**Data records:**
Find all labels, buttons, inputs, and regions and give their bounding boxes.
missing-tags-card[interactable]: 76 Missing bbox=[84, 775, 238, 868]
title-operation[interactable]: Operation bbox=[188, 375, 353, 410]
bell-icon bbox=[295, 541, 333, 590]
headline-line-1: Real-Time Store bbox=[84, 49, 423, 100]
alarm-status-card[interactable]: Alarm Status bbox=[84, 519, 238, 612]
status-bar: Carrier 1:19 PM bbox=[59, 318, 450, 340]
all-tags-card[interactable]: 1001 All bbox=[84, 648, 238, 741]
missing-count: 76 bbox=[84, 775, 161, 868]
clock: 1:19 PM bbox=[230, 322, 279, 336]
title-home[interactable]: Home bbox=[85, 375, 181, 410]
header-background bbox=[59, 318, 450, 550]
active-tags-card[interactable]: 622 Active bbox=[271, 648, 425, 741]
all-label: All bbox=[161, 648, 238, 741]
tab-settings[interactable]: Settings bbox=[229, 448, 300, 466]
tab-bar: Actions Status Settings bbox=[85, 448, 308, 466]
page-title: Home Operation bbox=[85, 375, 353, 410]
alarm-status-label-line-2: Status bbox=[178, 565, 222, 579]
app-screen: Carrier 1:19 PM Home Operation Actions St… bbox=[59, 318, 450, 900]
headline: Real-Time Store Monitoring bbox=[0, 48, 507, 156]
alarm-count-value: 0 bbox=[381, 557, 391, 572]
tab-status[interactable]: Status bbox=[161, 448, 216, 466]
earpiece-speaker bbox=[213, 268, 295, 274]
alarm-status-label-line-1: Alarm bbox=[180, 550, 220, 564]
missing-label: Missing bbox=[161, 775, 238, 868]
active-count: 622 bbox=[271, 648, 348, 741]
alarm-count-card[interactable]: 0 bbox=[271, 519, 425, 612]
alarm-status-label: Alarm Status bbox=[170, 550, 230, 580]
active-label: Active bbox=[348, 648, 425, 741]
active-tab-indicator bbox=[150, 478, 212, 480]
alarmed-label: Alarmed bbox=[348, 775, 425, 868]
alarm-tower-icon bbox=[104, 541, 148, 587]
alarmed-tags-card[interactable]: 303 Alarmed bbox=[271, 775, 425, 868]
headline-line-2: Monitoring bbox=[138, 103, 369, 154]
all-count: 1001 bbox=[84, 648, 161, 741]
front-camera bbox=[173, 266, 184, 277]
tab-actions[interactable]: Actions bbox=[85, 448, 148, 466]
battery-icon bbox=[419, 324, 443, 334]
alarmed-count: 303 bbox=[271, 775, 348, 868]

**INSTRUCTIONS TO FOLLOW:**
Collect every line of the material that contains the string "Settings". Matching is case-sensitive.

**OUTPUT FOR THIS EXERCISE:**
tab-settings[interactable]: Settings bbox=[229, 448, 300, 466]
tab-bar: Actions Status Settings bbox=[85, 448, 308, 466]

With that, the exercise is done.